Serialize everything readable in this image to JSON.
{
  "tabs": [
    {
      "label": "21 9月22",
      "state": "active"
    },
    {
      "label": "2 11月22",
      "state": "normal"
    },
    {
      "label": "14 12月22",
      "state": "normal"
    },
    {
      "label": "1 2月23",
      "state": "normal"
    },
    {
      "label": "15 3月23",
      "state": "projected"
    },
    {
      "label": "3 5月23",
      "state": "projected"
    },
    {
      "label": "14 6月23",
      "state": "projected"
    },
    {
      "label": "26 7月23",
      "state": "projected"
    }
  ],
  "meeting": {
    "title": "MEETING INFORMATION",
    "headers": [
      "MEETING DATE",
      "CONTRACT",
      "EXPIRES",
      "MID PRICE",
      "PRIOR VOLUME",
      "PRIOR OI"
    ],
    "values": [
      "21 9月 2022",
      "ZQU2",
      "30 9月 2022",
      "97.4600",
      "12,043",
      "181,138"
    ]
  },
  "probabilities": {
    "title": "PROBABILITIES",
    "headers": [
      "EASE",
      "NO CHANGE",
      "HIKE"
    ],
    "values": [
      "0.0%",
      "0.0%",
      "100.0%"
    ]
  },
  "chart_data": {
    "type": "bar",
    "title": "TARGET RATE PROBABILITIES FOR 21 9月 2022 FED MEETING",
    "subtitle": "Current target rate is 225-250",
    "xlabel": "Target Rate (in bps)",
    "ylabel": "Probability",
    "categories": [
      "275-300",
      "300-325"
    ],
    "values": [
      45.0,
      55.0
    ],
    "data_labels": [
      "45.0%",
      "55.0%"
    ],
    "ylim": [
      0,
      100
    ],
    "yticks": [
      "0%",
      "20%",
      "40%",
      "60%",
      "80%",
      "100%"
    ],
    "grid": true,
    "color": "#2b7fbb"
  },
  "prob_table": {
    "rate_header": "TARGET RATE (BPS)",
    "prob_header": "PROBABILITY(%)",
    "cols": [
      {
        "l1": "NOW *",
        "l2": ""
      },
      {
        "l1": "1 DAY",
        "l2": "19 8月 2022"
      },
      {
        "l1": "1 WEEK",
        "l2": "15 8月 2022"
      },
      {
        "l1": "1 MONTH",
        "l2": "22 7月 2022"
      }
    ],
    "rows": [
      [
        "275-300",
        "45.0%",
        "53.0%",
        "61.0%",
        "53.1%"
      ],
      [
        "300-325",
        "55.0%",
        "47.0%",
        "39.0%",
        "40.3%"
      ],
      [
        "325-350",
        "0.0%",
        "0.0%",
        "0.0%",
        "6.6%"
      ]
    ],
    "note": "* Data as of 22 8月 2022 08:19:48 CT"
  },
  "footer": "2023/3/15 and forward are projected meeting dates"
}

· · · · ·

> [Stated goal] Return the entries above exactly as they appear.

> [Completed task]
Serialize everything readable in this image to JSON.
{
  "tabs": [
    {
      "label": "21 9月22",
      "state": "active"
    },
    {
      "label": "2 11月22",
      "state": "normal"
    },
    {
      "label": "14 12月22",
      "state": "normal"
    },
    {
      "label": "1 2月23",
      "state": "normal"
    },
    {
      "label": "15 3月23",
      "state": "projected"
    },
    {
      "label": "3 5月23",
      "state": "projected"
    },
    {
      "label": "14 6月23",
      "state": "projected"
    },
    {
      "label": "26 7月23",
      "state": "projected"
    }
  ],
  "meeting": {
    "title": "MEETING INFORMATION",
    "headers": [
      "MEETING DATE",
      "CONTRACT",
      "EXPIRES",
      "MID PRICE",
      "PRIOR VOLUME",
      "PRIOR OI"
    ],
    "values": [
      "21 9月 2022",
      "ZQU2",
      "30 9月 2022",
      "97.4600",
      "12,043",
      "181,138"
    ]
  },
  "probabilities": {
    "title": "PROBABILITIES",
    "headers": [
      "EASE",
      "NO CHANGE",
      "HIKE"
    ],
    "values": [
      "0.0%",
      "0.0%",
      "100.0%"
    ]
  },
  "chart_data": {
    "type": "bar",
    "title": "TARGET RATE PROBABILITIES FOR 21 9月 2022 FED MEETING",
    "subtitle": "Current target rate is 225-250",
    "xlabel": "Target Rate (in bps)",
    "ylabel": "Probability",
    "categories": [
      "275-300",
      "300-325"
    ],
    "values": [
      45.0,
      55.0
    ],
    "data_labels": [
      "45.0%",
      "55.0%"
    ],
    "ylim": [
      0,
      100
    ],
    "yticks": [
      "0%",
      "20%",
      "40%",
      "60%",
      "80%",
      "100%"
    ],
    "grid": true,
    "color": "#2b7fbb"
  },
  "prob_table": {
    "rate_header": "TARGET RATE (BPS)",
    "prob_header": "PROBABILITY(%)",
    "cols": [
      {
        "l1": "NOW *",
        "l2": ""
      },
      {
        "l1": "1 DAY",
        "l2": "19 8月 2022"
      },
      {
        "l1": "1 WEEK",
        "l2": "15 8月 2022"
      },
      {
        "l1": "1 MONTH",
        "l2": "22 7月 2022"
      }
    ],
    "rows": [
      [
        "275-300",
        "45.0%",
        "53.0%",
        "61.0%",
        "53.1%"
      ],
      [
        "300-325",
        "55.0%",
        "47.0%",
        "39.0%",
        "40.3%"
      ],
      [
        "325-350",
        "0.0%",
        "0.0%",
        "0.0%",
        "6.6%"
      ]
    ],
    "note": "* Data as of 22 8月 2022 08:19:48 CT"
  },
  "footer": "2023/3/15 and forward are projected meeting dates"
}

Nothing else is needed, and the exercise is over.